>>

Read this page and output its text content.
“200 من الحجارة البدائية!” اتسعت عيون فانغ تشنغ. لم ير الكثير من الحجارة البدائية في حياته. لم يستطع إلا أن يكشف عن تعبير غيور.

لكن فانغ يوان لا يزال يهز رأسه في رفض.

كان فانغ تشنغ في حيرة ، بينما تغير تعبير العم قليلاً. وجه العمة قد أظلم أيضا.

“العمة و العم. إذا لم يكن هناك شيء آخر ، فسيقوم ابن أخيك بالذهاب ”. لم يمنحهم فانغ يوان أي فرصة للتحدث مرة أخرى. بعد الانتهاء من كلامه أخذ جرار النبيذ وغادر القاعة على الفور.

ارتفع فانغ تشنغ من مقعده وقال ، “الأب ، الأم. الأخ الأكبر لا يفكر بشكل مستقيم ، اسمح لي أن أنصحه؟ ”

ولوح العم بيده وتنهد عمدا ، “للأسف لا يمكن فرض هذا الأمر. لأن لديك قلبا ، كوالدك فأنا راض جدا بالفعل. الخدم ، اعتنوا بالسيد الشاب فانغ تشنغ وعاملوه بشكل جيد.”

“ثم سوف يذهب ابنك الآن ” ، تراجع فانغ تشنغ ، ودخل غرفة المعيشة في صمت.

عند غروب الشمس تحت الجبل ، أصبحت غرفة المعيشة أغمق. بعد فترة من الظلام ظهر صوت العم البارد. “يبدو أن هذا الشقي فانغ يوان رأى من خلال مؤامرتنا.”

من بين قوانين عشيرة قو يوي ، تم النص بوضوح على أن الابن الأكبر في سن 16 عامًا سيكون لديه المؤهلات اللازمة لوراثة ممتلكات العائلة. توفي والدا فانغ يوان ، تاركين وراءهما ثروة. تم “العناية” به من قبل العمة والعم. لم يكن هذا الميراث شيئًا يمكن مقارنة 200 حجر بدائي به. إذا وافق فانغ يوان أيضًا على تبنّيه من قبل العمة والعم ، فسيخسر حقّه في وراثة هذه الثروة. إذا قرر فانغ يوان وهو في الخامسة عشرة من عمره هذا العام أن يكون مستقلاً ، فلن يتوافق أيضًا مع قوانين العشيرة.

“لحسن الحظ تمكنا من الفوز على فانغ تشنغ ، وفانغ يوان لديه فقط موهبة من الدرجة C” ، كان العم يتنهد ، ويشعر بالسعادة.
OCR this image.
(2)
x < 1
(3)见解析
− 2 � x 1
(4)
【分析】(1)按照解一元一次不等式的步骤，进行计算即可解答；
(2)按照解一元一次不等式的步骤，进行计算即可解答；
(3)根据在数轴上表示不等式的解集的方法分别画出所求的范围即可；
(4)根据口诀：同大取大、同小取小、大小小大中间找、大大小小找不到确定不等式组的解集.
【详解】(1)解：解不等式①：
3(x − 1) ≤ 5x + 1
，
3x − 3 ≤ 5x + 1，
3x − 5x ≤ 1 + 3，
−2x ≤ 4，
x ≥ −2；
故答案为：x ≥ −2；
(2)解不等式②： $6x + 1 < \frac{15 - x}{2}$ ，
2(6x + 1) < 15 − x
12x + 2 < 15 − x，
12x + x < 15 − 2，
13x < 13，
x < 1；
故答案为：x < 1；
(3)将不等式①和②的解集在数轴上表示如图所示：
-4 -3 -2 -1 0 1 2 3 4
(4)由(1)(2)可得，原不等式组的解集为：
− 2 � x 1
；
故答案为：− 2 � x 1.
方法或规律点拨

<<

**What this task involves:** Reproduce each entry word for word.

**Exercise answer:**
Read this page and output its text content.
“200 من الحجارة البدائية!” اتسعت عيون فانغ تشنغ. لم ير الكثير من الحجارة البدائية في حياته. لم يستطع إلا أن يكشف عن تعبير غيور.

لكن فانغ يوان لا يزال يهز رأسه في رفض.

كان فانغ تشنغ في حيرة ، بينما تغير تعبير العم قليلاً. وجه العمة قد أظلم أيضا.

“العمة و العم. إذا لم يكن هناك شيء آخر ، فسيقوم ابن أخيك بالذهاب ”. لم يمنحهم فانغ يوان أي فرصة للتحدث مرة أخرى. بعد الانتهاء من كلامه أخذ جرار النبيذ وغادر القاعة على الفور.

ارتفع فانغ تشنغ من مقعده وقال ، “الأب ، الأم. الأخ الأكبر لا يفكر بشكل مستقيم ، اسمح لي أن أنصحه؟ ”

ولوح العم بيده وتنهد عمدا ، “للأسف لا يمكن فرض هذا الأمر. لأن لديك قلبا ، كوالدك فأنا راض جدا بالفعل. الخدم ، اعتنوا بالسيد الشاب فانغ تشنغ وعاملوه بشكل جيد.”

“ثم سوف يذهب ابنك الآن ” ، تراجع فانغ تشنغ ، ودخل غرفة المعيشة في صمت.

عند غروب الشمس تحت الجبل ، أصبحت غرفة المعيشة أغمق. بعد فترة من الظلام ظهر صوت العم البارد. “يبدو أن هذا الشقي فانغ يوان رأى من خلال مؤامرتنا.”

من بين قوانين عشيرة قو يوي ، تم النص بوضوح على أن الابن الأكبر في سن 16 عامًا سيكون لديه المؤهلات اللازمة لوراثة ممتلكات العائلة. توفي والدا فانغ يوان ، تاركين وراءهما ثروة. تم “العناية” به من قبل العمة والعم. لم يكن هذا الميراث شيئًا يمكن مقارنة 200 حجر بدائي به. إذا وافق فانغ يوان أيضًا على تبنّيه من قبل العمة والعم ، فسيخسر حقّه في وراثة هذه الثروة. إذا قرر فانغ يوان وهو في الخامسة عشرة من عمره هذا العام أن يكون مستقلاً ، فلن يتوافق أيضًا مع قوانين العشيرة.

“لحسن الحظ تمكنا من الفوز على فانغ تشنغ ، وفانغ يوان لديه فقط موهبة من الدرجة C” ، كان العم يتنهد ، ويشعر بالسعادة.
OCR this image.
(2)
x < 1
(3)见解析
− 2 � x 1
(4)
【分析】(1)按照解一元一次不等式的步骤，进行计算即可解答；
(2)按照解一元一次不等式的步骤，进行计算即可解答；
(3)根据在数轴上表示不等式的解集的方法分别画出所求的范围即可；
(4)根据口诀：同大取大、同小取小、大小小大中间找、大大小小找不到确定不等式组的解集.
【详解】(1)解：解不等式①：
3(x − 1) ≤ 5x + 1
，
3x − 3 ≤ 5x + 1，
3x − 5x ≤ 1 + 3，
−2x ≤ 4，
x ≥ −2；
故答案为：x ≥ −2；
(2)解不等式②： $6x + 1 < \frac{15 - x}{2}$ ，
2(6x + 1) < 15 − x
12x + 2 < 15 − x，
12x + x < 15 − 2，
13x < 13，
x < 1；
故答案为：x < 1；
(3)将不等式①和②的解集在数轴上表示如图所示：
-4 -3 -2 -1 0 1 2 3 4
(4)由(1)(2)可得，原不等式组的解集为：
− 2 � x 1
；
故答案为：− 2 � x 1.
方法或规律点拨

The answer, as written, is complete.